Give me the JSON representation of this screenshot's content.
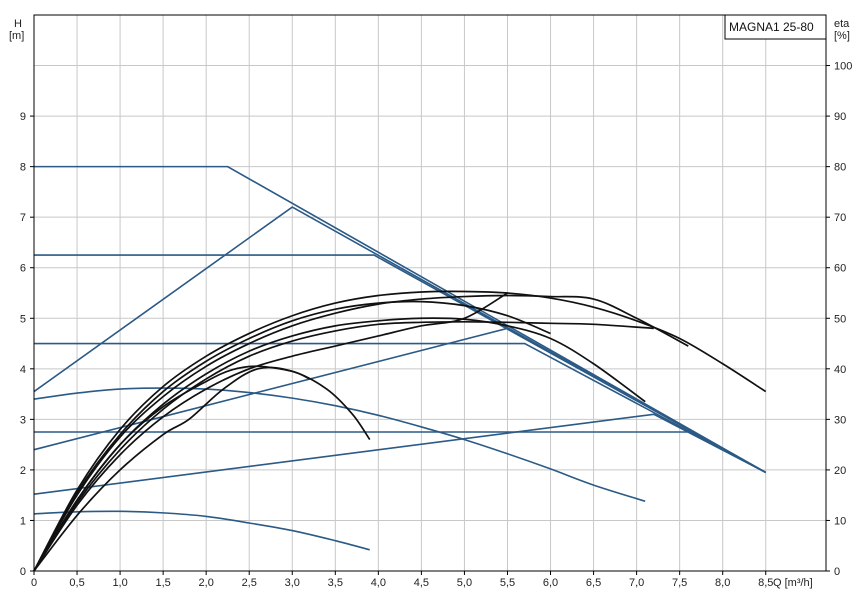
{
  "chart_data": {
    "type": "line",
    "title": "MAGNA1 25-80",
    "xlabel": "Q [m³/h]",
    "ylabel_left": [
      "H",
      "[m]"
    ],
    "ylabel_right": [
      "eta",
      "[%]"
    ],
    "xlim": [
      0,
      9.2
    ],
    "ylim_left": [
      0,
      11
    ],
    "ylim_right": [
      0,
      110
    ],
    "x_ticks": [
      "0",
      "0,5",
      "1,0",
      "1,5",
      "2,0",
      "2,5",
      "3,0",
      "3,5",
      "4,0",
      "4,5",
      "5,0",
      "5,5",
      "6,0",
      "6,5",
      "7,0",
      "7,5",
      "8,0",
      "8,5"
    ],
    "y_ticks_left": [
      "0",
      "1",
      "2",
      "3",
      "4",
      "5",
      "6",
      "7",
      "8",
      "9"
    ],
    "y_ticks_right": [
      "0",
      "10",
      "20",
      "30",
      "40",
      "50",
      "60",
      "70",
      "80",
      "90",
      "100"
    ],
    "grid": true,
    "colors": {
      "head": "#2b5a86",
      "efficiency": "#111111",
      "grid": "#c8c8c8"
    },
    "head_curves": [
      {
        "x": [
          0,
          2.25,
          8.5
        ],
        "y": [
          8.0,
          8.0,
          1.95
        ]
      },
      {
        "x": [
          0,
          3.95,
          8.5
        ],
        "y": [
          6.25,
          6.25,
          1.95
        ]
      },
      {
        "x": [
          0,
          5.7,
          8.5
        ],
        "y": [
          4.5,
          4.5,
          1.95
        ]
      },
      {
        "x": [
          0,
          7.6,
          8.5
        ],
        "y": [
          2.75,
          2.75,
          1.95
        ]
      },
      {
        "x": [
          0,
          3.0,
          8.5
        ],
        "y": [
          3.55,
          7.2,
          1.95
        ]
      },
      {
        "x": [
          0,
          5.5,
          8.5
        ],
        "y": [
          2.4,
          4.8,
          1.95
        ]
      },
      {
        "x": [
          0,
          7.2,
          8.5
        ],
        "y": [
          1.52,
          3.1,
          1.95
        ]
      },
      {
        "x": [
          0,
          0.5,
          1.0,
          1.5,
          2.0,
          2.5,
          3.0,
          3.5,
          4.0,
          4.5,
          5.0,
          5.5,
          6.0,
          6.5,
          7.1
        ],
        "y": [
          3.4,
          3.52,
          3.6,
          3.62,
          3.6,
          3.53,
          3.42,
          3.27,
          3.08,
          2.85,
          2.6,
          2.32,
          2.02,
          1.7,
          1.38
        ]
      },
      {
        "x": [
          0,
          0.5,
          1.0,
          1.5,
          2.0,
          2.5,
          3.0,
          3.5,
          3.9
        ],
        "y": [
          1.13,
          1.17,
          1.18,
          1.15,
          1.08,
          0.95,
          0.8,
          0.6,
          0.42
        ]
      }
    ],
    "efficiency_curves": [
      {
        "x": [
          0,
          0.5,
          1.0,
          1.5,
          2.0,
          2.5,
          3.0,
          3.5,
          4.0,
          4.5,
          5.0,
          5.5,
          6.0,
          6.5,
          7.0,
          7.5,
          8.0,
          8.5
        ],
        "y": [
          0,
          16,
          28,
          36.5,
          42.5,
          47,
          50.5,
          53,
          54.5,
          55.2,
          55.3,
          55,
          54,
          52.2,
          49.5,
          46,
          41,
          35.5
        ]
      },
      {
        "x": [
          0,
          0.5,
          1.0,
          1.5,
          2.0,
          2.5,
          3.0,
          3.5,
          4.0,
          4.5,
          5.0,
          5.5,
          6.0,
          6.5,
          7.0,
          7.6
        ],
        "y": [
          0,
          15,
          26.5,
          34.5,
          40.5,
          45,
          48.5,
          51,
          52.8,
          53.8,
          54.3,
          54.5,
          54.3,
          53.8,
          50,
          44.5
        ]
      },
      {
        "x": [
          0,
          0.5,
          1.0,
          1.5,
          2.0,
          2.5,
          3.0,
          3.5,
          4.0,
          4.5,
          5.0,
          5.5,
          6.0,
          6.5,
          7.1
        ],
        "y": [
          0,
          14,
          25,
          33,
          39,
          43.5,
          46.5,
          48.5,
          49.5,
          50,
          49.8,
          48.5,
          46,
          41,
          33.5
        ]
      },
      {
        "x": [
          0,
          0.5,
          1.0,
          1.5,
          2.0,
          2.5,
          3.0,
          3.5,
          4.0,
          4.5,
          5.0,
          5.5,
          6.0,
          6.5,
          7.2
        ],
        "y": [
          0,
          13.5,
          24,
          32,
          38,
          42.5,
          45.5,
          47.5,
          48.8,
          49.2,
          49.3,
          49.2,
          49,
          48.8,
          48
        ]
      },
      {
        "x": [
          0,
          0.5,
          1.0,
          1.5,
          2.0,
          2.5,
          3.0,
          3.5,
          4.0,
          4.5,
          5.0,
          5.5,
          6.0
        ],
        "y": [
          0,
          15.5,
          27,
          35.5,
          41.5,
          46,
          49.5,
          51.8,
          53,
          53.3,
          52.5,
          50.5,
          47
        ]
      },
      {
        "x": [
          0,
          0.5,
          1.0,
          1.5,
          2.0,
          2.5,
          3.0,
          3.5,
          4.0,
          4.5,
          5.0,
          5.5
        ],
        "y": [
          0,
          13,
          23,
          30.5,
          36,
          40,
          42.5,
          44.5,
          46.5,
          48.5,
          50,
          55
        ]
      },
      {
        "x": [
          0,
          0.5,
          1.0,
          1.5,
          1.8,
          2.2,
          2.6,
          3.0,
          3.4,
          3.7,
          3.9
        ],
        "y": [
          0,
          11,
          20,
          27,
          30,
          36,
          40,
          39.5,
          36,
          31,
          26
        ]
      },
      {
        "x": [
          0,
          0.5,
          1.0,
          1.5,
          2.0,
          2.3,
          2.6,
          3.0,
          3.2
        ],
        "y": [
          0,
          14,
          25,
          32.5,
          37.5,
          39.8,
          40.5,
          39.5,
          38
        ]
      }
    ]
  }
}
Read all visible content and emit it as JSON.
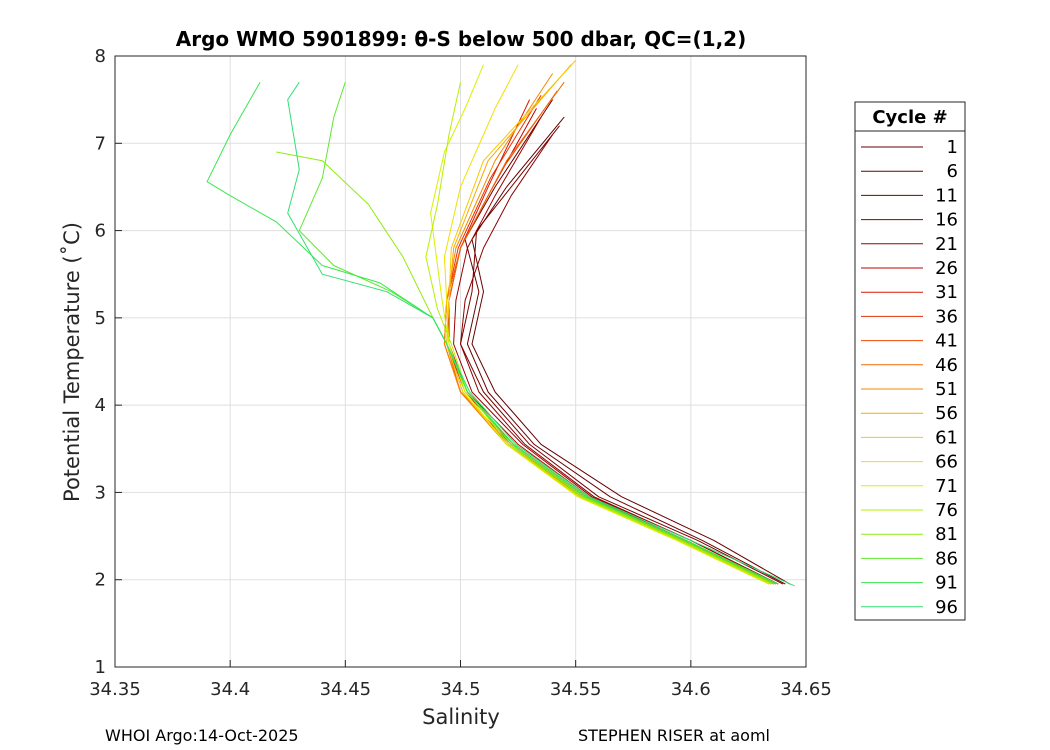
{
  "chart_data": {
    "type": "line",
    "title": "Argo WMO 5901899: θ-S below 500 dbar,  QC=(1,2)",
    "xlabel": "Salinity",
    "ylabel": "Potential Temperature (˚C)",
    "xlim": [
      34.35,
      34.65
    ],
    "ylim": [
      1,
      8
    ],
    "xticks": [
      "34.35",
      "34.4",
      "34.45",
      "34.5",
      "34.55",
      "34.6",
      "34.65"
    ],
    "yticks": [
      "1",
      "2",
      "3",
      "4",
      "5",
      "6",
      "7",
      "8"
    ],
    "grid": true,
    "legend_title": "Cycle #",
    "legend_position": "outside-right",
    "series": [
      {
        "name": "1",
        "color": "#660000",
        "points": [
          [
            34.643,
            1.95
          ],
          [
            34.61,
            2.45
          ],
          [
            34.57,
            2.95
          ],
          [
            34.535,
            3.55
          ],
          [
            34.515,
            4.15
          ],
          [
            34.505,
            4.7
          ],
          [
            34.51,
            5.3
          ],
          [
            34.505,
            5.9
          ],
          [
            34.52,
            6.5
          ],
          [
            34.545,
            7.3
          ]
        ]
      },
      {
        "name": "6",
        "color": "#6b0000",
        "points": [
          [
            34.641,
            1.95
          ],
          [
            34.605,
            2.45
          ],
          [
            34.565,
            2.95
          ],
          [
            34.532,
            3.55
          ],
          [
            34.512,
            4.15
          ],
          [
            34.503,
            4.7
          ],
          [
            34.508,
            5.3
          ],
          [
            34.502,
            5.9
          ],
          [
            34.515,
            6.5
          ],
          [
            34.54,
            7.5
          ]
        ]
      },
      {
        "name": "11",
        "color": "#7a0000",
        "points": [
          [
            34.64,
            1.95
          ],
          [
            34.603,
            2.45
          ],
          [
            34.56,
            2.95
          ],
          [
            34.53,
            3.55
          ],
          [
            34.51,
            4.15
          ],
          [
            34.5,
            4.7
          ],
          [
            34.505,
            5.3
          ],
          [
            34.507,
            6.0
          ],
          [
            34.525,
            6.6
          ],
          [
            34.543,
            7.2
          ]
        ]
      },
      {
        "name": "16",
        "color": "#8a0000",
        "points": [
          [
            34.638,
            1.95
          ],
          [
            34.6,
            2.45
          ],
          [
            34.558,
            2.95
          ],
          [
            34.528,
            3.55
          ],
          [
            34.508,
            4.15
          ],
          [
            34.5,
            4.7
          ],
          [
            34.502,
            5.2
          ],
          [
            34.51,
            5.8
          ],
          [
            34.522,
            6.4
          ],
          [
            34.54,
            7.1
          ]
        ]
      },
      {
        "name": "21",
        "color": "#9e0000",
        "points": [
          [
            34.638,
            1.95
          ],
          [
            34.6,
            2.45
          ],
          [
            34.557,
            2.95
          ],
          [
            34.527,
            3.55
          ],
          [
            34.505,
            4.15
          ],
          [
            34.497,
            4.7
          ],
          [
            34.498,
            5.2
          ],
          [
            34.503,
            5.8
          ],
          [
            34.515,
            6.4
          ],
          [
            34.535,
            7.3
          ]
        ]
      },
      {
        "name": "26",
        "color": "#c00000",
        "points": [
          [
            34.637,
            1.95
          ],
          [
            34.598,
            2.45
          ],
          [
            34.556,
            2.95
          ],
          [
            34.525,
            3.55
          ],
          [
            34.503,
            4.15
          ],
          [
            34.495,
            4.7
          ],
          [
            34.495,
            5.2
          ],
          [
            34.5,
            5.8
          ],
          [
            34.512,
            6.4
          ],
          [
            34.533,
            7.4
          ]
        ]
      },
      {
        "name": "31",
        "color": "#d81800",
        "points": [
          [
            34.637,
            1.95
          ],
          [
            34.598,
            2.45
          ],
          [
            34.555,
            2.95
          ],
          [
            34.523,
            3.55
          ],
          [
            34.502,
            4.15
          ],
          [
            34.494,
            4.7
          ],
          [
            34.495,
            5.2
          ],
          [
            34.5,
            5.8
          ],
          [
            34.512,
            6.5
          ],
          [
            34.53,
            7.5
          ]
        ]
      },
      {
        "name": "36",
        "color": "#e83000",
        "points": [
          [
            34.636,
            1.95
          ],
          [
            34.597,
            2.45
          ],
          [
            34.554,
            2.95
          ],
          [
            34.522,
            3.55
          ],
          [
            34.5,
            4.15
          ],
          [
            34.493,
            4.7
          ],
          [
            34.494,
            5.2
          ],
          [
            34.499,
            5.8
          ],
          [
            34.513,
            6.6
          ],
          [
            34.535,
            7.55
          ]
        ]
      },
      {
        "name": "41",
        "color": "#f04800",
        "points": [
          [
            34.636,
            1.95
          ],
          [
            34.596,
            2.45
          ],
          [
            34.553,
            2.95
          ],
          [
            34.52,
            3.55
          ],
          [
            34.5,
            4.15
          ],
          [
            34.493,
            4.7
          ],
          [
            34.494,
            5.2
          ],
          [
            34.5,
            5.8
          ],
          [
            34.518,
            6.7
          ],
          [
            34.542,
            7.6
          ]
        ]
      },
      {
        "name": "46",
        "color": "#f46800",
        "points": [
          [
            34.635,
            1.95
          ],
          [
            34.596,
            2.45
          ],
          [
            34.553,
            2.95
          ],
          [
            34.521,
            3.55
          ],
          [
            34.5,
            4.15
          ],
          [
            34.494,
            4.7
          ],
          [
            34.495,
            5.2
          ],
          [
            34.5,
            5.8
          ],
          [
            34.52,
            6.8
          ],
          [
            34.545,
            7.7
          ]
        ]
      },
      {
        "name": "51",
        "color": "#f68800",
        "points": [
          [
            34.635,
            1.95
          ],
          [
            34.595,
            2.45
          ],
          [
            34.552,
            2.95
          ],
          [
            34.52,
            3.55
          ],
          [
            34.5,
            4.15
          ],
          [
            34.493,
            4.7
          ],
          [
            34.494,
            5.2
          ],
          [
            34.498,
            5.8
          ],
          [
            34.515,
            6.8
          ],
          [
            34.54,
            7.8
          ]
        ]
      },
      {
        "name": "56",
        "color": "#f8a800",
        "points": [
          [
            34.635,
            1.95
          ],
          [
            34.595,
            2.45
          ],
          [
            34.552,
            2.95
          ],
          [
            34.52,
            3.55
          ],
          [
            34.501,
            4.15
          ],
          [
            34.494,
            4.7
          ],
          [
            34.495,
            5.2
          ],
          [
            34.497,
            5.8
          ],
          [
            34.512,
            6.8
          ],
          [
            34.548,
            7.9
          ]
        ]
      },
      {
        "name": "61",
        "color": "#f8c800",
        "points": [
          [
            34.634,
            1.95
          ],
          [
            34.594,
            2.45
          ],
          [
            34.551,
            2.95
          ],
          [
            34.52,
            3.55
          ],
          [
            34.501,
            4.15
          ],
          [
            34.494,
            4.7
          ],
          [
            34.495,
            5.2
          ],
          [
            34.496,
            5.8
          ],
          [
            34.51,
            6.8
          ],
          [
            34.55,
            7.95
          ]
        ]
      },
      {
        "name": "66",
        "color": "#f0e000",
        "points": [
          [
            34.634,
            1.95
          ],
          [
            34.594,
            2.45
          ],
          [
            34.551,
            2.95
          ],
          [
            34.52,
            3.55
          ],
          [
            34.502,
            4.15
          ],
          [
            34.495,
            4.7
          ],
          [
            34.494,
            5.2
          ],
          [
            34.493,
            5.7
          ],
          [
            34.5,
            6.5
          ],
          [
            34.515,
            7.4
          ],
          [
            34.525,
            7.9
          ]
        ]
      },
      {
        "name": "71",
        "color": "#d8f000",
        "points": [
          [
            34.634,
            1.95
          ],
          [
            34.594,
            2.45
          ],
          [
            34.551,
            2.95
          ],
          [
            34.52,
            3.55
          ],
          [
            34.502,
            4.15
          ],
          [
            34.495,
            4.7
          ],
          [
            34.492,
            5.2
          ],
          [
            34.49,
            5.6
          ],
          [
            34.487,
            6.2
          ],
          [
            34.493,
            6.9
          ],
          [
            34.502,
            7.4
          ],
          [
            34.51,
            7.9
          ]
        ]
      },
      {
        "name": "76",
        "color": "#b4f000",
        "points": [
          [
            34.635,
            1.95
          ],
          [
            34.595,
            2.45
          ],
          [
            34.552,
            2.95
          ],
          [
            34.521,
            3.55
          ],
          [
            34.503,
            4.15
          ],
          [
            34.496,
            4.7
          ],
          [
            34.49,
            5.1
          ],
          [
            34.485,
            5.7
          ],
          [
            34.49,
            6.3
          ],
          [
            34.495,
            7.1
          ],
          [
            34.5,
            7.7
          ]
        ]
      },
      {
        "name": "81",
        "color": "#90ec10",
        "points": [
          [
            34.636,
            1.95
          ],
          [
            34.596,
            2.45
          ],
          [
            34.553,
            2.95
          ],
          [
            34.522,
            3.55
          ],
          [
            34.503,
            4.15
          ],
          [
            34.494,
            4.7
          ],
          [
            34.488,
            5.0
          ],
          [
            34.475,
            5.7
          ],
          [
            34.46,
            6.3
          ],
          [
            34.44,
            6.8
          ],
          [
            34.42,
            6.9
          ]
        ]
      },
      {
        "name": "86",
        "color": "#60e830",
        "points": [
          [
            34.637,
            1.95
          ],
          [
            34.597,
            2.45
          ],
          [
            34.554,
            2.95
          ],
          [
            34.522,
            3.55
          ],
          [
            34.503,
            4.15
          ],
          [
            34.494,
            4.7
          ],
          [
            34.488,
            5.0
          ],
          [
            34.47,
            5.3
          ],
          [
            34.445,
            5.6
          ],
          [
            34.43,
            6.0
          ],
          [
            34.44,
            6.6
          ],
          [
            34.445,
            7.3
          ],
          [
            34.45,
            7.7
          ]
        ]
      },
      {
        "name": "91",
        "color": "#38e850",
        "points": [
          [
            34.638,
            1.95
          ],
          [
            34.598,
            2.45
          ],
          [
            34.555,
            2.95
          ],
          [
            34.523,
            3.55
          ],
          [
            34.503,
            4.15
          ],
          [
            34.494,
            4.7
          ],
          [
            34.488,
            5.0
          ],
          [
            34.465,
            5.4
          ],
          [
            34.44,
            5.6
          ],
          [
            34.42,
            6.1
          ],
          [
            34.4,
            6.4
          ],
          [
            34.39,
            6.56
          ],
          [
            34.4,
            7.1
          ],
          [
            34.413,
            7.7
          ]
        ]
      },
      {
        "name": "96",
        "color": "#30e070",
        "points": [
          [
            34.645,
            1.93
          ],
          [
            34.6,
            2.45
          ],
          [
            34.556,
            2.95
          ],
          [
            34.524,
            3.55
          ],
          [
            34.504,
            4.15
          ],
          [
            34.494,
            4.7
          ],
          [
            34.488,
            5.0
          ],
          [
            34.468,
            5.3
          ],
          [
            34.44,
            5.5
          ],
          [
            34.425,
            6.2
          ],
          [
            34.43,
            6.7
          ],
          [
            34.425,
            7.5
          ],
          [
            34.43,
            7.7
          ]
        ]
      }
    ]
  },
  "footer": {
    "left": "WHOI Argo:14-Oct-2025",
    "right": "STEPHEN RISER at aoml"
  }
}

━━━━

DIRECTIONS
Where a line above includes "Argo", copy that line.

ANSWER TO THIS TASK
    "title": "Argo WMO 5901899: θ-S below 500 dbar,  QC=(1,2)",
    "left": "WHOI Argo:14-Oct-2025",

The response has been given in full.